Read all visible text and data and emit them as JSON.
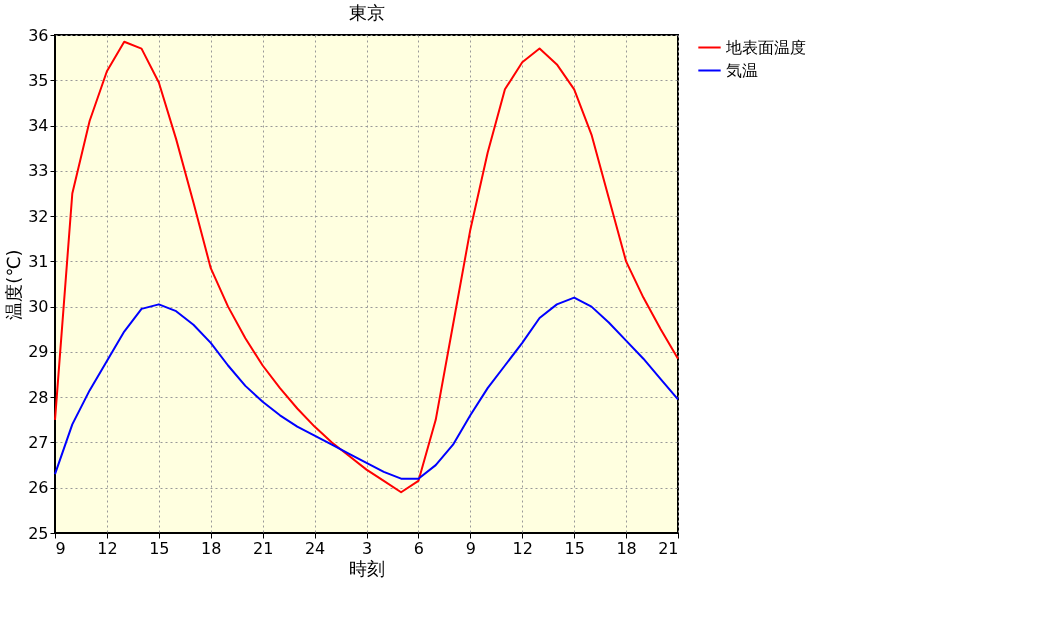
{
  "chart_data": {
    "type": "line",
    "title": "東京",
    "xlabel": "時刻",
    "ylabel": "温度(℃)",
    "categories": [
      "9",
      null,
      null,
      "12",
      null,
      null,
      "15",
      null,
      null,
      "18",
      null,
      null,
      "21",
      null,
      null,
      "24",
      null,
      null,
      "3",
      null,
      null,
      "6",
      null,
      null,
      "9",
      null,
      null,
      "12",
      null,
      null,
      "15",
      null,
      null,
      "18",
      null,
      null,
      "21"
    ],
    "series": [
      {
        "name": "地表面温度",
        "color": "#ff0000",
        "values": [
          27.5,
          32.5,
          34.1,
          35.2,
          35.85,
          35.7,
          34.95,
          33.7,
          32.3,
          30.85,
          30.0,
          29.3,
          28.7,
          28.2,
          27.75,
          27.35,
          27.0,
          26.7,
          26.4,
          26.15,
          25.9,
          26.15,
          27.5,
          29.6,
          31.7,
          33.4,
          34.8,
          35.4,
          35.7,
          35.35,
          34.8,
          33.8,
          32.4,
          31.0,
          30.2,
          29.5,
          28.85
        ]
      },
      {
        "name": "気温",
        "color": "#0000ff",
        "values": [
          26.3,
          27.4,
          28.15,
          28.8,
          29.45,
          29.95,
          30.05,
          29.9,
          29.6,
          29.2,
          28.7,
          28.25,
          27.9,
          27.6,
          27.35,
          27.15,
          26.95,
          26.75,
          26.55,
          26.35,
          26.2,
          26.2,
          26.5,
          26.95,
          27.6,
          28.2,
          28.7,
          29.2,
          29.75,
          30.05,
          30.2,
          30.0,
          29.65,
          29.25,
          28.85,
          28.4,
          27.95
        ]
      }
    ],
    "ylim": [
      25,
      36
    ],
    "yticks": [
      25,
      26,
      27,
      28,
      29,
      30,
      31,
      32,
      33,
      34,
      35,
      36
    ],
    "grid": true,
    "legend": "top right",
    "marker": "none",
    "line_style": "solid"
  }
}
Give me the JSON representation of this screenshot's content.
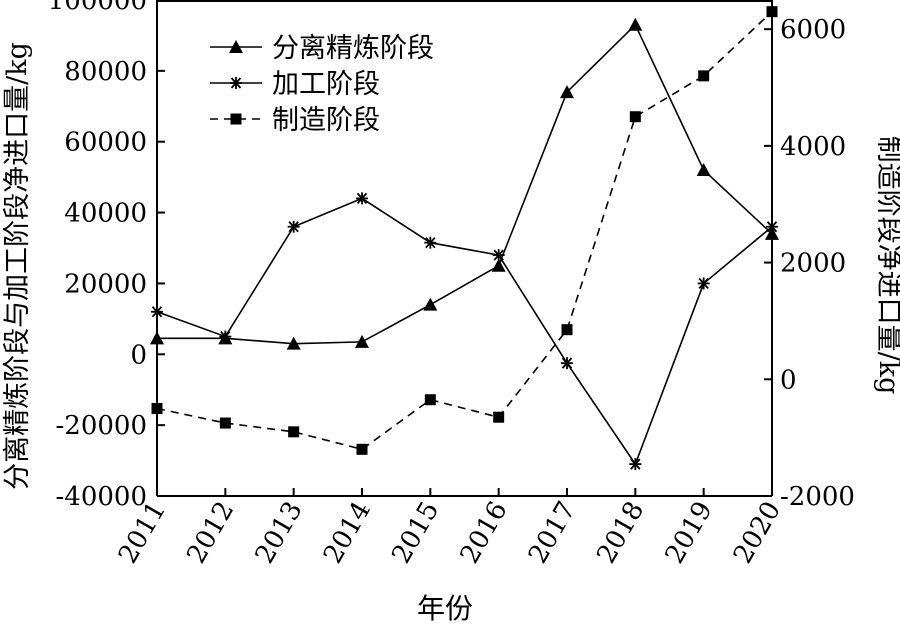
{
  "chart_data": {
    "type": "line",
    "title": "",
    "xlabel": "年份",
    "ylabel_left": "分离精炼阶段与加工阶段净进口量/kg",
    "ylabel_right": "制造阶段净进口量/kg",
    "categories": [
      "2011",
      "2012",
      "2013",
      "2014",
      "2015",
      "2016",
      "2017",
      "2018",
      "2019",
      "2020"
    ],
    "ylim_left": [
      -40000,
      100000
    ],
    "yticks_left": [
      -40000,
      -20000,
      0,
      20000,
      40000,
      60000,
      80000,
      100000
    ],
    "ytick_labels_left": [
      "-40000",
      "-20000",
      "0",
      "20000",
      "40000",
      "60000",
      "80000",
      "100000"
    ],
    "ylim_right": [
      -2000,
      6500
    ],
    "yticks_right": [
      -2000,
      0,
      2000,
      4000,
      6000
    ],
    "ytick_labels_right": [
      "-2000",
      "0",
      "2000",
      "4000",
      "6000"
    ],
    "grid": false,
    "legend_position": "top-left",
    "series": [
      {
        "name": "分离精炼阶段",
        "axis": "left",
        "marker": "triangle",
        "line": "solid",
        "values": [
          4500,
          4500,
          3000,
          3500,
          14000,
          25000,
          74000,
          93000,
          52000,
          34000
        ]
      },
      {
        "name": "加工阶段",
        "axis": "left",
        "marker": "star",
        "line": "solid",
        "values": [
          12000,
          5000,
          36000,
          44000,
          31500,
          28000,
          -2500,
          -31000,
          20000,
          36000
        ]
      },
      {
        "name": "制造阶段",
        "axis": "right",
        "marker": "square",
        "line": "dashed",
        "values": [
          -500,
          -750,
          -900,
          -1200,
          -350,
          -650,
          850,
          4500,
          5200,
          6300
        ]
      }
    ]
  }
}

________________

### Exercise task
In the copy, include no pictures; restate the listing above exactly.

### Reply to the exercise
Read all visible text and data and emit them as JSON.
{
  "chart_data": {
    "type": "line",
    "title": "東京",
    "xlabel": "時刻",
    "ylabel": "温度(℃)",
    "categories": [
      "9",
      null,
      null,
      "12",
      null,
      null,
      "15",
      null,
      null,
      "18",
      null,
      null,
      "21",
      null,
      null,
      "24",
      null,
      null,
      "3",
      null,
      null,
      "6",
      null,
      null,
      "9",
      null,
      null,
      "12",
      null,
      null,
      "15",
      null,
      null,
      "18",
      null,
      null,
      "21"
    ],
    "series": [
      {
        "name": "地表面温度",
        "color": "#ff0000",
        "values": [
          27.5,
          32.5,
          34.1,
          35.2,
          35.85,
          35.7,
          34.95,
          33.7,
          32.3,
          30.85,
          30.0,
          29.3,
          28.7,
          28.2,
          27.75,
          27.35,
          27.0,
          26.7,
          26.4,
          26.15,
          25.9,
          26.15,
          27.5,
          29.6,
          31.7,
          33.4,
          34.8,
          35.4,
          35.7,
          35.35,
          34.8,
          33.8,
          32.4,
          31.0,
          30.2,
          29.5,
          28.85
        ]
      },
      {
        "name": "気温",
        "color": "#0000ff",
        "values": [
          26.3,
          27.4,
          28.15,
          28.8,
          29.45,
          29.95,
          30.05,
          29.9,
          29.6,
          29.2,
          28.7,
          28.25,
          27.9,
          27.6,
          27.35,
          27.15,
          26.95,
          26.75,
          26.55,
          26.35,
          26.2,
          26.2,
          26.5,
          26.95,
          27.6,
          28.2,
          28.7,
          29.2,
          29.75,
          30.05,
          30.2,
          30.0,
          29.65,
          29.25,
          28.85,
          28.4,
          27.95
        ]
      }
    ],
    "ylim": [
      25,
      36
    ],
    "yticks": [
      25,
      26,
      27,
      28,
      29,
      30,
      31,
      32,
      33,
      34,
      35,
      36
    ],
    "grid": true,
    "legend": "top right",
    "marker": "none",
    "line_style": "solid"
  }
}
Give me the JSON representation of this screenshot's content.
{
  "chart_data": {
    "type": "line",
    "title": "",
    "xlabel": "年份",
    "ylabel_left": "分离精炼阶段与加工阶段净进口量/kg",
    "ylabel_right": "制造阶段净进口量/kg",
    "categories": [
      "2011",
      "2012",
      "2013",
      "2014",
      "2015",
      "2016",
      "2017",
      "2018",
      "2019",
      "2020"
    ],
    "ylim_left": [
      -40000,
      100000
    ],
    "yticks_left": [
      -40000,
      -20000,
      0,
      20000,
      40000,
      60000,
      80000,
      100000
    ],
    "ytick_labels_left": [
      "-40000",
      "-20000",
      "0",
      "20000",
      "40000",
      "60000",
      "80000",
      "100000"
    ],
    "ylim_right": [
      -2000,
      6500
    ],
    "yticks_right": [
      -2000,
      0,
      2000,
      4000,
      6000
    ],
    "ytick_labels_right": [
      "-2000",
      "0",
      "2000",
      "4000",
      "6000"
    ],
    "grid": false,
    "legend_position": "top-left",
    "series": [
      {
        "name": "分离精炼阶段",
        "axis": "left",
        "marker": "triangle",
        "line": "solid",
        "values": [
          4500,
          4500,
          3000,
          3500,
          14000,
          25000,
          74000,
          93000,
          52000,
          34000
        ]
      },
      {
        "name": "加工阶段",
        "axis": "left",
        "marker": "star",
        "line": "solid",
        "values": [
          12000,
          5000,
          36000,
          44000,
          31500,
          28000,
          -2500,
          -31000,
          20000,
          36000
        ]
      },
      {
        "name": "制造阶段",
        "axis": "right",
        "marker": "square",
        "line": "dashed",
        "values": [
          -500,
          -750,
          -900,
          -1200,
          -350,
          -650,
          850,
          4500,
          5200,
          6300
        ]
      }
    ]
  }
}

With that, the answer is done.